TASK OBJECTIVE>
Quote, verbatim, all material below, without pictures.
**** RECORDS FOR PROCESSING
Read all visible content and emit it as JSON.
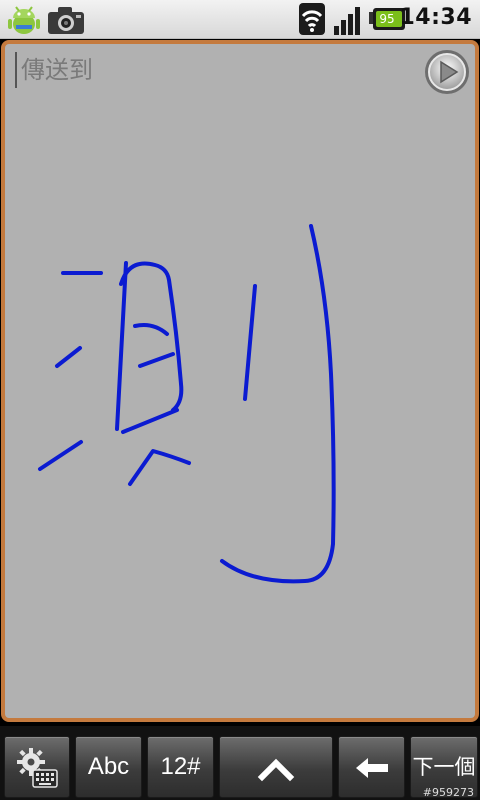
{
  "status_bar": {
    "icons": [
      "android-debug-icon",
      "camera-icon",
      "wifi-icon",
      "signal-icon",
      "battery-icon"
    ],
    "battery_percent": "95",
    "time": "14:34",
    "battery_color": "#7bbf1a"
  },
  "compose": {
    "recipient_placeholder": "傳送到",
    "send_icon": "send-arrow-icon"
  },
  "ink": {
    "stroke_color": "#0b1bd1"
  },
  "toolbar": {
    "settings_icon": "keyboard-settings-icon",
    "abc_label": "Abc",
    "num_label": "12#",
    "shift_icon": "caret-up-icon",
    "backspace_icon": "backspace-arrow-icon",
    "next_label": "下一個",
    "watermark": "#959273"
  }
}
********
EXERCISE RESPONSE>
Read all visible content and emit it as JSON.
{
  "status_bar": {
    "icons": [
      "android-debug-icon",
      "camera-icon",
      "wifi-icon",
      "signal-icon",
      "battery-icon"
    ],
    "battery_percent": "95",
    "time": "14:34",
    "battery_color": "#7bbf1a"
  },
  "compose": {
    "recipient_placeholder": "傳送到",
    "send_icon": "send-arrow-icon"
  },
  "ink": {
    "stroke_color": "#0b1bd1"
  },
  "toolbar": {
    "settings_icon": "keyboard-settings-icon",
    "abc_label": "Abc",
    "num_label": "12#",
    "shift_icon": "caret-up-icon",
    "backspace_icon": "backspace-arrow-icon",
    "next_label": "下一個",
    "watermark": "#959273"
  }
}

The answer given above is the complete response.